Search the listing below for "阿凡达之旅". Copy each matching line.

<<<<

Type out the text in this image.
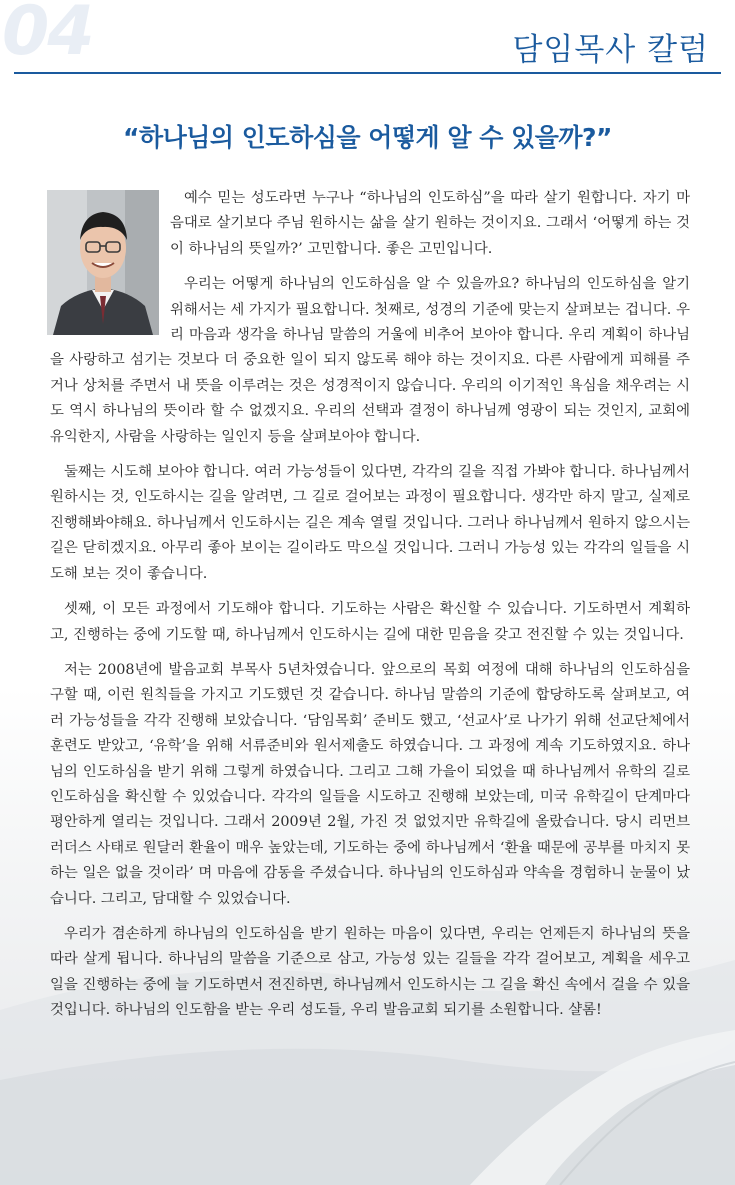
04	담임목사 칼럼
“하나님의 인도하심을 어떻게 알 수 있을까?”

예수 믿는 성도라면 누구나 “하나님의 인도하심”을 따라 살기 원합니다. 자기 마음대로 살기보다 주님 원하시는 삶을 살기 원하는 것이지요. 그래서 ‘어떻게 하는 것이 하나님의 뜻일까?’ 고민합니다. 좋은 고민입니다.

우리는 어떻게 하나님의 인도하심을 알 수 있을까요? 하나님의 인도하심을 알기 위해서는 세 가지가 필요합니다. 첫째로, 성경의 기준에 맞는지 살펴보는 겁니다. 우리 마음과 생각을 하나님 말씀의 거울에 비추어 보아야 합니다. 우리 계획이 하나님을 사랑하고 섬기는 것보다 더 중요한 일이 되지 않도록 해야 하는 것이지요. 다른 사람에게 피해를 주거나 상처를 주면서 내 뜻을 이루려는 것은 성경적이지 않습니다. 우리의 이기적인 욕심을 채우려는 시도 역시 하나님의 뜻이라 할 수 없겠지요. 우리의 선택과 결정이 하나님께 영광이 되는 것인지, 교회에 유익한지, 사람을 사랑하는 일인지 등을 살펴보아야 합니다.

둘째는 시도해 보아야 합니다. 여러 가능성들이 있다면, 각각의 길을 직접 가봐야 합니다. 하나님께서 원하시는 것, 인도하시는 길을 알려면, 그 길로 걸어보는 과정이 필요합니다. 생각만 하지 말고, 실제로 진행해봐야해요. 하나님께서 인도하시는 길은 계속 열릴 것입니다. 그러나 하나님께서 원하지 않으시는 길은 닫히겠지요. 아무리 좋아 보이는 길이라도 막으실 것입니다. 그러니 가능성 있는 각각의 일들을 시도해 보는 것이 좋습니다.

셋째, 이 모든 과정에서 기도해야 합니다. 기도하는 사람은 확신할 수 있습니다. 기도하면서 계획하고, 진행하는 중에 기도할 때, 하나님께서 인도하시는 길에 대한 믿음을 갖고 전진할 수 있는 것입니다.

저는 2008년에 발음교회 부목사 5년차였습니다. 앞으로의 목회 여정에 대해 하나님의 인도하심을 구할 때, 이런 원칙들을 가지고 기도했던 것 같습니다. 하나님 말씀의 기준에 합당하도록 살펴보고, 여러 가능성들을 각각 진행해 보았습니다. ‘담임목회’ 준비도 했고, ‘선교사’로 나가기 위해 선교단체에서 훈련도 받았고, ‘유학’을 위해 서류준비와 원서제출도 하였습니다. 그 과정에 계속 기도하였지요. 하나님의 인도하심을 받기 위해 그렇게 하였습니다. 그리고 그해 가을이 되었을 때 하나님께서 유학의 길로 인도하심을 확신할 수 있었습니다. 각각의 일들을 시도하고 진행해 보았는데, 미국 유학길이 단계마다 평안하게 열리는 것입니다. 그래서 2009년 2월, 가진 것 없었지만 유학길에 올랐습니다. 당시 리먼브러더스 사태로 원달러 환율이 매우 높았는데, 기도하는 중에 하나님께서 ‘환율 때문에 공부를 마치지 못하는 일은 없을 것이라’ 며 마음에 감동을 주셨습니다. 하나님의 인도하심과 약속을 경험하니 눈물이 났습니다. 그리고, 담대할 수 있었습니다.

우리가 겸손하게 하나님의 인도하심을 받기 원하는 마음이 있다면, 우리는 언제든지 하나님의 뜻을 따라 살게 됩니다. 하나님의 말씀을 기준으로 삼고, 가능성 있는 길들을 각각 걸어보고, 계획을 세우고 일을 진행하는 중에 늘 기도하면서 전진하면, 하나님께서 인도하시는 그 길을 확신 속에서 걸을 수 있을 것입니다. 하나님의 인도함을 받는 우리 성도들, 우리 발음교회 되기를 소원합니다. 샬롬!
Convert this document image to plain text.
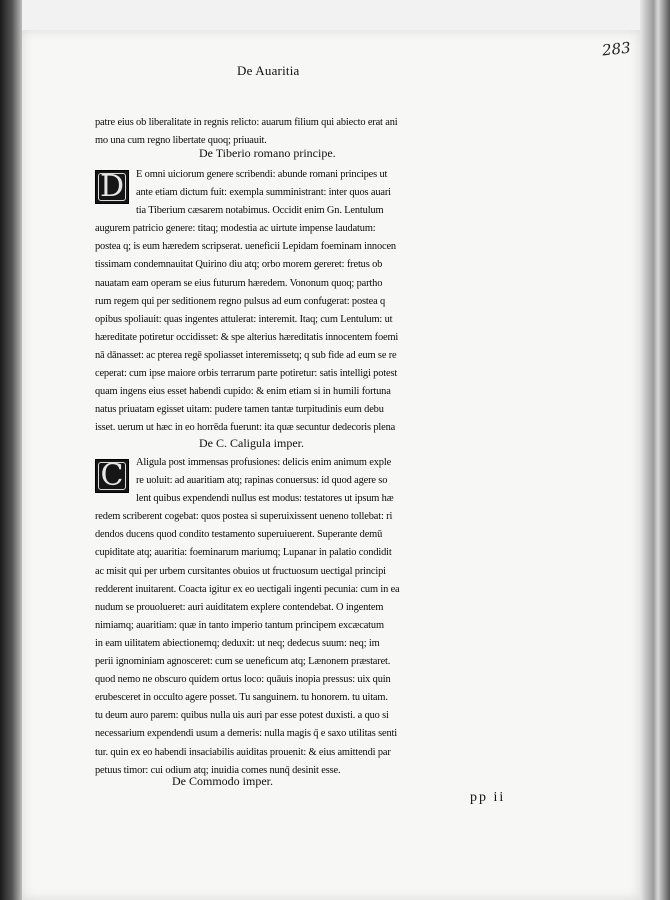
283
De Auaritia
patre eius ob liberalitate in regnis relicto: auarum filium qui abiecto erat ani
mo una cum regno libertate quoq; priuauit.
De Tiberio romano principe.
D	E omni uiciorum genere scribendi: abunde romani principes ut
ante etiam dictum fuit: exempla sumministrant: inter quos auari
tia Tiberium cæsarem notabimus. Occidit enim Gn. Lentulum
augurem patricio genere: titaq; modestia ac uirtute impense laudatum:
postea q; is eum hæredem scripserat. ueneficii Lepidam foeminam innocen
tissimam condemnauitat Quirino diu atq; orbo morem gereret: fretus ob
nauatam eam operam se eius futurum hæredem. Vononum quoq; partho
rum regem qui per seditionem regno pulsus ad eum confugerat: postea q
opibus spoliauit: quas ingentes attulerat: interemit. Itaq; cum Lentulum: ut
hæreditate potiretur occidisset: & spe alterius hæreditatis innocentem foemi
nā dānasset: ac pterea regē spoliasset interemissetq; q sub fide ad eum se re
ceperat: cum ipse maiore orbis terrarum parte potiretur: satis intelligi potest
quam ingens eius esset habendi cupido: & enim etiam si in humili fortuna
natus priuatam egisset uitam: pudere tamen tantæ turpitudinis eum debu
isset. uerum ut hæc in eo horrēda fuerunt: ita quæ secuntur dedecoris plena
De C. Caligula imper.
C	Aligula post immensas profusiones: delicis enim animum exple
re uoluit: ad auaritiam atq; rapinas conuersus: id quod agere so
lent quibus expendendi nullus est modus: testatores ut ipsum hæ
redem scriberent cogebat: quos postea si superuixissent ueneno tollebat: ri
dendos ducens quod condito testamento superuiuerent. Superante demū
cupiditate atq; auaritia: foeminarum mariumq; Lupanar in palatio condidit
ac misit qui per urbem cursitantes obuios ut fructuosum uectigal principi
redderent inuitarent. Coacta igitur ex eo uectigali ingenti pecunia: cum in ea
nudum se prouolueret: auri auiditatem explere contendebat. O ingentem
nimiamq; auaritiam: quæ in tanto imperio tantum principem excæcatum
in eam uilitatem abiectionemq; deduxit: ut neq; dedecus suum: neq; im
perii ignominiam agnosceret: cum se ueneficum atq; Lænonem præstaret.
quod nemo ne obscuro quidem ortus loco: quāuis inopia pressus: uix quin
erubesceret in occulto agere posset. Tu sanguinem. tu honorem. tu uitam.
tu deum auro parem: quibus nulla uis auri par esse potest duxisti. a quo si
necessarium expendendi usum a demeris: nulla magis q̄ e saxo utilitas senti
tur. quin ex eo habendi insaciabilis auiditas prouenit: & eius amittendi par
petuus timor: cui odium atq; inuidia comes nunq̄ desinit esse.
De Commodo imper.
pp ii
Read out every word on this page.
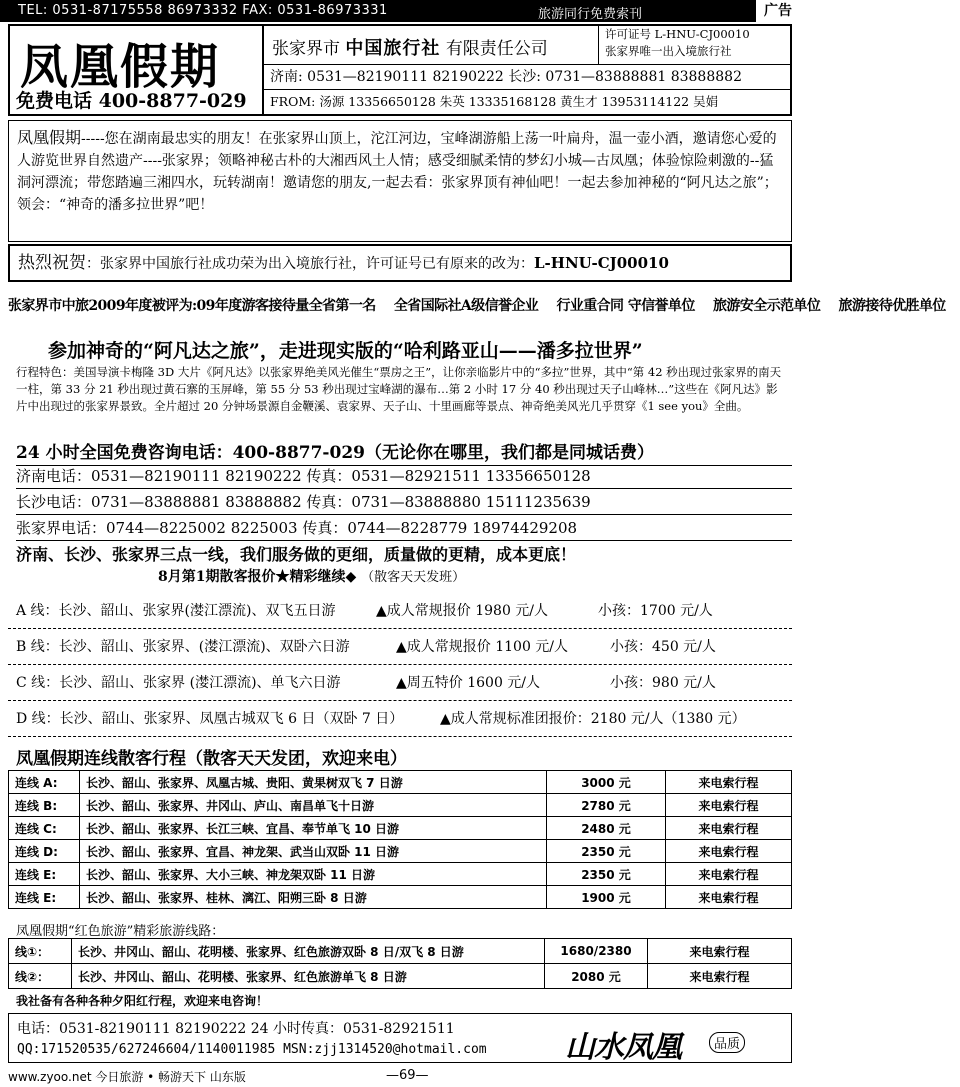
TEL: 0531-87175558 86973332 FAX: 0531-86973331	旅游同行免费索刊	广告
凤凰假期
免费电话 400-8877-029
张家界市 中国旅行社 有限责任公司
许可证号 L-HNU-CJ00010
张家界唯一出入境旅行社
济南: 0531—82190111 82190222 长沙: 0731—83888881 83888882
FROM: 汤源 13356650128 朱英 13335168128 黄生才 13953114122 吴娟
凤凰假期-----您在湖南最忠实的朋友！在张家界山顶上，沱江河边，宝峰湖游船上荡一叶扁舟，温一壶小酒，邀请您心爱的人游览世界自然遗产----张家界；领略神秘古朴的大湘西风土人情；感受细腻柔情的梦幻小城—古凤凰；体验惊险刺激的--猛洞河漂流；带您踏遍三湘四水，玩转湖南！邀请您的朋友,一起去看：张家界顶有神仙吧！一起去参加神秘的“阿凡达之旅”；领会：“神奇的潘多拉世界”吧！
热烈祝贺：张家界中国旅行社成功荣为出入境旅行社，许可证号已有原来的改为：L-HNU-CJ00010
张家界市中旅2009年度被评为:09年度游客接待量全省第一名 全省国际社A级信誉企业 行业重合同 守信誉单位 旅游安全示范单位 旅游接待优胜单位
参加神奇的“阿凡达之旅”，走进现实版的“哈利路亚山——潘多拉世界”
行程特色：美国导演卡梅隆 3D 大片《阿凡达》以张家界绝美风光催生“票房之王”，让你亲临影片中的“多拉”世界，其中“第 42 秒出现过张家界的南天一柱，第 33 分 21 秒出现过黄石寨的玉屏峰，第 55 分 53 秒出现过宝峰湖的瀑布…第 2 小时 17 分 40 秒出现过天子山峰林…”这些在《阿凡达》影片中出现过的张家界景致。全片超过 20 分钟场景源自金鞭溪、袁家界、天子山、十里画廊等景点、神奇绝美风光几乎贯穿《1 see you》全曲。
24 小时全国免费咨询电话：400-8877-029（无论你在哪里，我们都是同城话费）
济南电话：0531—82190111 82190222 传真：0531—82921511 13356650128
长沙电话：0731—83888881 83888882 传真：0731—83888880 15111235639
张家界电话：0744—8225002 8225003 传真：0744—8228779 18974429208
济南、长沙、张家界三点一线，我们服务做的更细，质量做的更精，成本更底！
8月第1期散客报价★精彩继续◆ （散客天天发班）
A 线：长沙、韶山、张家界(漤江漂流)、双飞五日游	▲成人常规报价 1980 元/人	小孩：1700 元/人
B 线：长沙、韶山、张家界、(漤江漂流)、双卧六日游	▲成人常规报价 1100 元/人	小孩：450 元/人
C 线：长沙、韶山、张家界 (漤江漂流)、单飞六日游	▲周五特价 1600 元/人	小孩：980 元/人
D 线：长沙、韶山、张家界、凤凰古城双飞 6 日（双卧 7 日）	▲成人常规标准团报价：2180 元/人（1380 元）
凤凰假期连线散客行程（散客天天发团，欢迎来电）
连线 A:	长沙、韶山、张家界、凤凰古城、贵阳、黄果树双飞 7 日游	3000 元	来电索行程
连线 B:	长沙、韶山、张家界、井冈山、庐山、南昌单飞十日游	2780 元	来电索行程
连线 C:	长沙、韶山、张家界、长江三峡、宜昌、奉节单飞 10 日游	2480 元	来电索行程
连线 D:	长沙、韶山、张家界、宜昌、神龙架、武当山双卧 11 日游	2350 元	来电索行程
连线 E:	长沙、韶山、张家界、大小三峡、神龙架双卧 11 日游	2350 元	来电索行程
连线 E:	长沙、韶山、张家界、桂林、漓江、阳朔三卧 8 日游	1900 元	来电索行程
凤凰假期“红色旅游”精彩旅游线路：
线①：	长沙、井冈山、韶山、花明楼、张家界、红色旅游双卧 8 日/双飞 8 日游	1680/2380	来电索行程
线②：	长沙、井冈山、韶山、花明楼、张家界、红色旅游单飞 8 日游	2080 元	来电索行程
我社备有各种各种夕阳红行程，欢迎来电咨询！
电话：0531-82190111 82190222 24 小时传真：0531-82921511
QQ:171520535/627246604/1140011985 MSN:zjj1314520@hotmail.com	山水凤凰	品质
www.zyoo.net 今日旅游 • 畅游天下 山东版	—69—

>>>>

REPLY
凤凰假期-----您在湖南最忠实的朋友！在张家界山顶上，沱江河边，宝峰湖游船上荡一叶扁舟，温一壶小酒，邀请您心爱的人游览世界自然遗产----张家界；领略神秘古朴的大湘西风土人情；感受细腻柔情的梦幻小城—古凤凰；体验惊险刺激的--猛洞河漂流；带您踏遍三湘四水，玩转湖南！邀请您的朋友,一起去看：张家界顶有神仙吧！一起去参加神秘的“阿凡达之旅”；领会：“神奇的潘多拉世界”吧！
参加神奇的“阿凡达之旅”，走进现实版的“哈利路亚山——潘多拉世界”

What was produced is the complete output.